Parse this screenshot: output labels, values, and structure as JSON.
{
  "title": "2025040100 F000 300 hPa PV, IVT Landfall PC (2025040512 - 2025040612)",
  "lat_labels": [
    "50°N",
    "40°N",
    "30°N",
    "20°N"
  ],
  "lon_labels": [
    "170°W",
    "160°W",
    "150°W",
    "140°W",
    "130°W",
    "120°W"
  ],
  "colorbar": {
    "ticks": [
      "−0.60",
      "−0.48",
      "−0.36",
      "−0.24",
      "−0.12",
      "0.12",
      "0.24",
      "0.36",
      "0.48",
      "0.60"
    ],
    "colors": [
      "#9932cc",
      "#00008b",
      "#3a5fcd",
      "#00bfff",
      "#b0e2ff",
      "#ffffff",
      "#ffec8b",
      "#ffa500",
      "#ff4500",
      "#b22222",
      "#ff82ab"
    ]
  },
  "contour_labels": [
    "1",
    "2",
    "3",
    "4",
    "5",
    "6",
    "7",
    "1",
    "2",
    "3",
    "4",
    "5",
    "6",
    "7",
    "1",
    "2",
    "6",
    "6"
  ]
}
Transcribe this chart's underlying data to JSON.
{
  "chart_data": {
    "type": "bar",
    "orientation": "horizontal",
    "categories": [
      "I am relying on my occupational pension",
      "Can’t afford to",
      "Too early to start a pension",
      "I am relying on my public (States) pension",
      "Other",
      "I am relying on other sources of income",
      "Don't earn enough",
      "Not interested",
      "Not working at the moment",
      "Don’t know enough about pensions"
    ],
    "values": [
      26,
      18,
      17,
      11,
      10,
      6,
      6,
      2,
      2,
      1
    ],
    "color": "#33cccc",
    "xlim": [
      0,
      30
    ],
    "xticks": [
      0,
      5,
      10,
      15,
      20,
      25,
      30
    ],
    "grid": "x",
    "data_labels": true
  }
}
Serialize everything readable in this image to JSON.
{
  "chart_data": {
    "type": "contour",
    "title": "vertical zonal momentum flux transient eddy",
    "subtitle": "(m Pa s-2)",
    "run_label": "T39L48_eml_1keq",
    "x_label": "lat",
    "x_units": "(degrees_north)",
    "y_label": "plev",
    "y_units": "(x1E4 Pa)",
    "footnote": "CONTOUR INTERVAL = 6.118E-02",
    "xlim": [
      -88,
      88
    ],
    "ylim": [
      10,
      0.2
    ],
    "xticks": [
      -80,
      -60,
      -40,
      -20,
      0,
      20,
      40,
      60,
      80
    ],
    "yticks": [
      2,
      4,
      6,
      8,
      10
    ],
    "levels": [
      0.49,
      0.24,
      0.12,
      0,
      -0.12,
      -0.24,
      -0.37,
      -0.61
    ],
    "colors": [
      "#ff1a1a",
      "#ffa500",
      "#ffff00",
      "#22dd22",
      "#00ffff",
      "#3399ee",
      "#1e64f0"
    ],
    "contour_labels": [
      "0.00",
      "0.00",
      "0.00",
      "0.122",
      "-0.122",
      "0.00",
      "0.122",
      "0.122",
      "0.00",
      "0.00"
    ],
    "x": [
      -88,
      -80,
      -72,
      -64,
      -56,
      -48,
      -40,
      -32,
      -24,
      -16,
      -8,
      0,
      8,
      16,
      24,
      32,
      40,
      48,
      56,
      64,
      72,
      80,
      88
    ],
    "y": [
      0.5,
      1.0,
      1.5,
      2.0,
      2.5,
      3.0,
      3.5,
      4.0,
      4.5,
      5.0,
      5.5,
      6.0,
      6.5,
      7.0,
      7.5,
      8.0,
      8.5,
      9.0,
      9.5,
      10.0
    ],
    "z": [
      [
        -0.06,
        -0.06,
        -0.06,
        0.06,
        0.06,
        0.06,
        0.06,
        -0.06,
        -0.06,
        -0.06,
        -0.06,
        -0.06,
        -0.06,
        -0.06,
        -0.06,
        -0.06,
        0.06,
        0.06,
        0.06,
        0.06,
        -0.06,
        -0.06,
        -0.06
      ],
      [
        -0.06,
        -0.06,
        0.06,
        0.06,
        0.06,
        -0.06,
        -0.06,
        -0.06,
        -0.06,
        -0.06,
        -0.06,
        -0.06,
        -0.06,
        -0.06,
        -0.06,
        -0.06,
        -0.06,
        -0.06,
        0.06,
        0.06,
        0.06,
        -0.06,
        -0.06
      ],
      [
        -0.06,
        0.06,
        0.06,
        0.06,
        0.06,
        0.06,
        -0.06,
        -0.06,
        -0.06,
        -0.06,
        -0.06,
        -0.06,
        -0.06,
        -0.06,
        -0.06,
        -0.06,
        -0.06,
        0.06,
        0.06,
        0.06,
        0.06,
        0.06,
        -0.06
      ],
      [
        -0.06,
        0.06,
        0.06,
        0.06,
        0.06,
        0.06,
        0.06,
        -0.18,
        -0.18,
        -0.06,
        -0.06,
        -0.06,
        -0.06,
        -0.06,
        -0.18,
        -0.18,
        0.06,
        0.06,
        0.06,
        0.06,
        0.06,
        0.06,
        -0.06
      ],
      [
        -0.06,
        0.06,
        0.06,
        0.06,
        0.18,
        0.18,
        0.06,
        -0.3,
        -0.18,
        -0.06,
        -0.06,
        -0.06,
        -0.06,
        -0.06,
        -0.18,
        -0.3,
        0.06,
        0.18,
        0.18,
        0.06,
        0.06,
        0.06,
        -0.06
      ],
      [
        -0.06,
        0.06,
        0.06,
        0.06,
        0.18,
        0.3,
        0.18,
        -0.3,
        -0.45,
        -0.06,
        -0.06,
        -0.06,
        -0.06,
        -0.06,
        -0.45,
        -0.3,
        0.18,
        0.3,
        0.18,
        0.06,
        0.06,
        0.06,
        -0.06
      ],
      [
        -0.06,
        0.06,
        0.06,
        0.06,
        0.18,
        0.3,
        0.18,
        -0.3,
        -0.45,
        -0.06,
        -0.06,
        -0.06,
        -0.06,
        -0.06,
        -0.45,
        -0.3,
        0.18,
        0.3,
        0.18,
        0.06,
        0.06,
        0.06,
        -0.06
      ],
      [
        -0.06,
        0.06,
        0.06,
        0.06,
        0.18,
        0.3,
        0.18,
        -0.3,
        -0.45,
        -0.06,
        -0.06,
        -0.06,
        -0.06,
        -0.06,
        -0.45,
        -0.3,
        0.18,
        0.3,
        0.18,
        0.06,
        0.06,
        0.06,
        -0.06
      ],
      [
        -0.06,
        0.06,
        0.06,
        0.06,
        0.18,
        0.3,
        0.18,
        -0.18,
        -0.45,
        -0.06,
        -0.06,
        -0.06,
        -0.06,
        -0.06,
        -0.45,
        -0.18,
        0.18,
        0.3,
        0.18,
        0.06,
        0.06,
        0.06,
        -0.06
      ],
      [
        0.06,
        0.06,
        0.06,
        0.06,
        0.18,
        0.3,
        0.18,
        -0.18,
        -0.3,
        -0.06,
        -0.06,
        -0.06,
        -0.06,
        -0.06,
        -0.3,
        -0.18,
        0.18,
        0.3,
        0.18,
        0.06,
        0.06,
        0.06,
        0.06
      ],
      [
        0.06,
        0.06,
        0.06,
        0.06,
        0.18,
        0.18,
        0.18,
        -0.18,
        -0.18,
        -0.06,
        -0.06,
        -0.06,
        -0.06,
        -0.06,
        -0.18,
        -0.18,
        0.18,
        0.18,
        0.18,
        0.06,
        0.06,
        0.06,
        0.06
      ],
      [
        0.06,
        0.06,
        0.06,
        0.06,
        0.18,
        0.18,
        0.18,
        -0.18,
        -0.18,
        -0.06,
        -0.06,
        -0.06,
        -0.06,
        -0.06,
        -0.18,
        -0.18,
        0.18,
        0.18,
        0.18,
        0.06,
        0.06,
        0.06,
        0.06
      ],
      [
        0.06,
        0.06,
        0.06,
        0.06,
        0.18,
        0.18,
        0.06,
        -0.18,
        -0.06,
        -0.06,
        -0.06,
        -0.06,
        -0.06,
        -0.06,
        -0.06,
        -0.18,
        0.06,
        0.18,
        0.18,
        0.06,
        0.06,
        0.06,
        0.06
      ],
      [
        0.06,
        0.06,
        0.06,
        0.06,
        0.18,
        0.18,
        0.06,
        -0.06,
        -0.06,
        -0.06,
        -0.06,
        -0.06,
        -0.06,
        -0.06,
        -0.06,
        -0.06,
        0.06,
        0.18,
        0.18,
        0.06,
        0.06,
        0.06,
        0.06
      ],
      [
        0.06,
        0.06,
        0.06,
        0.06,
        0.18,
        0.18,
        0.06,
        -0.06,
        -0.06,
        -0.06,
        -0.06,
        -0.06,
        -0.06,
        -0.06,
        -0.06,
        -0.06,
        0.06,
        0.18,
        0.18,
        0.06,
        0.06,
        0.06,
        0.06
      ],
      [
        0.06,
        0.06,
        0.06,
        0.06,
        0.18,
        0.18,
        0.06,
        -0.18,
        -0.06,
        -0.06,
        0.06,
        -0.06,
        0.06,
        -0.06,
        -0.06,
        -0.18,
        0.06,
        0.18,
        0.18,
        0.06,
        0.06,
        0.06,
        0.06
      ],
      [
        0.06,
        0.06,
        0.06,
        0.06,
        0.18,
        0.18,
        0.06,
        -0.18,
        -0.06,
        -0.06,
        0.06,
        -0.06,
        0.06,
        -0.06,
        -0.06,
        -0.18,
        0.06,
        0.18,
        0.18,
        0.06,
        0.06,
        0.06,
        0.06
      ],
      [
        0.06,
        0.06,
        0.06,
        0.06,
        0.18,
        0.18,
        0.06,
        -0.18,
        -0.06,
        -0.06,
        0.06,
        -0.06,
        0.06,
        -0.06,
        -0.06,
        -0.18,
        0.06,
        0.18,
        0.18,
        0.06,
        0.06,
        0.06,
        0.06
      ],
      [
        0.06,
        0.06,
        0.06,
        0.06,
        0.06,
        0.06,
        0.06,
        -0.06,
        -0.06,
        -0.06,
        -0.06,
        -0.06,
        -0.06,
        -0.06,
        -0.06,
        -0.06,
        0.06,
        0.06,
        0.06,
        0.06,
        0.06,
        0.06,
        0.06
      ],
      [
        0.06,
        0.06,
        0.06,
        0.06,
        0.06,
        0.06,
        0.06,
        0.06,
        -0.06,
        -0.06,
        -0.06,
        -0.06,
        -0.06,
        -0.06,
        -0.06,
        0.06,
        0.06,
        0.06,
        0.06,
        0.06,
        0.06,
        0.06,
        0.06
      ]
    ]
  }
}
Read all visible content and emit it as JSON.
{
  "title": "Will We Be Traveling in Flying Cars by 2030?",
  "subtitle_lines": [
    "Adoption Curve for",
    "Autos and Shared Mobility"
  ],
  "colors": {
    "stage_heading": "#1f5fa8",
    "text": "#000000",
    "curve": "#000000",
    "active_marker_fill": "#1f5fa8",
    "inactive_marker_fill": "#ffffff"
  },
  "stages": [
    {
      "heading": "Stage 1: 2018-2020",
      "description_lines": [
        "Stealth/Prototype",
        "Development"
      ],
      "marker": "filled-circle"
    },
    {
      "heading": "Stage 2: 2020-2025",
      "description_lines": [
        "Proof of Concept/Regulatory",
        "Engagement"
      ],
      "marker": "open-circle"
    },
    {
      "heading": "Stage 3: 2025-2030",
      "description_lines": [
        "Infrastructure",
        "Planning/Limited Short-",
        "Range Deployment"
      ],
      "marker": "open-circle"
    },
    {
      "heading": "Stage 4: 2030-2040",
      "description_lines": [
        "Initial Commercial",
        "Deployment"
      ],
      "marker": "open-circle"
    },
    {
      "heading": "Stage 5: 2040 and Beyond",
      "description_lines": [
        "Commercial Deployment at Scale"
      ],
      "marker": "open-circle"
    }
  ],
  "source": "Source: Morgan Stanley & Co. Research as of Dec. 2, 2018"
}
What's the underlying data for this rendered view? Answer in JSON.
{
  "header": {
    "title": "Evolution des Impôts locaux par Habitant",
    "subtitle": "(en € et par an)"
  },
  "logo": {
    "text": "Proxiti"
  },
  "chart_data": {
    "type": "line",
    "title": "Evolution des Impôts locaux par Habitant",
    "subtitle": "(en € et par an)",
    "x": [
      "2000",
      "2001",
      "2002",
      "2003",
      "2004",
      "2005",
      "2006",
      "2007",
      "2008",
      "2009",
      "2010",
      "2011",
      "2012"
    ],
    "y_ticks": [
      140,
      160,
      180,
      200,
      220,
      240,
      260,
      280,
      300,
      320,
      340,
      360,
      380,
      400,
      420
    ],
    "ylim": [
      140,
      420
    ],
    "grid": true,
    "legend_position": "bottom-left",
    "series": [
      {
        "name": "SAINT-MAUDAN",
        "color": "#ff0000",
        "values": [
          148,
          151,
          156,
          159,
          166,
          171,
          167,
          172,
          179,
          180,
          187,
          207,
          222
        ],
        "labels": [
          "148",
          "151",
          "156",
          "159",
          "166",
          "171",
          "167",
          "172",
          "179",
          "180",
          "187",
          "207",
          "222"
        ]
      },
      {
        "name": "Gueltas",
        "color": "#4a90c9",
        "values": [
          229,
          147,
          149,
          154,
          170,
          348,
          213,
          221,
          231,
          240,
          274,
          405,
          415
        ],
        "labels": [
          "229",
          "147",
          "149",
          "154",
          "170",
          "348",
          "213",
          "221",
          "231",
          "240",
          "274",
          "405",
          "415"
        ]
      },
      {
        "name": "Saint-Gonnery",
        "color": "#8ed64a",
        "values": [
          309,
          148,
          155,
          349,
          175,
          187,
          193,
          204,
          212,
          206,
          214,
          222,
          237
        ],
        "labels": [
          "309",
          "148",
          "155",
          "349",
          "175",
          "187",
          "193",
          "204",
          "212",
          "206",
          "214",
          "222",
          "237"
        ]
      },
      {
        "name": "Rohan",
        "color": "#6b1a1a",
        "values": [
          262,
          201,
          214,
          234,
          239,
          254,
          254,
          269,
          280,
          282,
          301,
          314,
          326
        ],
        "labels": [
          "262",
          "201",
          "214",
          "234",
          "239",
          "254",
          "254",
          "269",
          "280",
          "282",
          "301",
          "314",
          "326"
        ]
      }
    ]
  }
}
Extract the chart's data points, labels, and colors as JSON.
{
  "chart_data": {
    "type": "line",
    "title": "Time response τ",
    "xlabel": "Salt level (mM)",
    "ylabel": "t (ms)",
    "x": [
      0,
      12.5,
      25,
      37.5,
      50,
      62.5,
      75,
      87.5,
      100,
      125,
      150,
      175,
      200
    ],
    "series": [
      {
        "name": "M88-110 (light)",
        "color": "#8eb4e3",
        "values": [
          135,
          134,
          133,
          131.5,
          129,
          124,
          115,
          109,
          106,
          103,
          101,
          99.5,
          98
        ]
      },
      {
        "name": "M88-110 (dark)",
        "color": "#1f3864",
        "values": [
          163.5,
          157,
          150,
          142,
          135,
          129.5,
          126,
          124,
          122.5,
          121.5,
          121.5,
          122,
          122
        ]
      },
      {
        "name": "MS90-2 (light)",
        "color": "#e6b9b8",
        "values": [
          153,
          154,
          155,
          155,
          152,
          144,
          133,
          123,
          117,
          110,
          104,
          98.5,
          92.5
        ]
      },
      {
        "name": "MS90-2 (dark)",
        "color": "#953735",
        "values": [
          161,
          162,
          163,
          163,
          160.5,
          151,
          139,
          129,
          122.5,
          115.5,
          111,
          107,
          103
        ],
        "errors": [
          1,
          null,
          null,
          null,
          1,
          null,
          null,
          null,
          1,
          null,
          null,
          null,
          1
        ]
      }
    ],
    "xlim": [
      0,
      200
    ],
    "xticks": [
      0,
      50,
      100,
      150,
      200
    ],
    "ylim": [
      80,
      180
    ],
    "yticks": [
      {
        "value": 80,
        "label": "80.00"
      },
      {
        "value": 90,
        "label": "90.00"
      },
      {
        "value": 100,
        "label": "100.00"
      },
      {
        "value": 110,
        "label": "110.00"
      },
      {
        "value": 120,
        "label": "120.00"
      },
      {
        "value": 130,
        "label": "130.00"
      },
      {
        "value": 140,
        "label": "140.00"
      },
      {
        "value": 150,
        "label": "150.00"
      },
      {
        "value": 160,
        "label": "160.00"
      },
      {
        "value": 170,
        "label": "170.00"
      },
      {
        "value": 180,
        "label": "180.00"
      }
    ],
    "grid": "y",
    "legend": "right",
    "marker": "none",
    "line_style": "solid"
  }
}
___
DESCRIPTION OF THE TASK :: Copy every line in the listing above where the string "Deployment" turns up.

THE ANSWER ::
        "Range Deployment"
        "Deployment"
        "Commercial Deployment at Scale"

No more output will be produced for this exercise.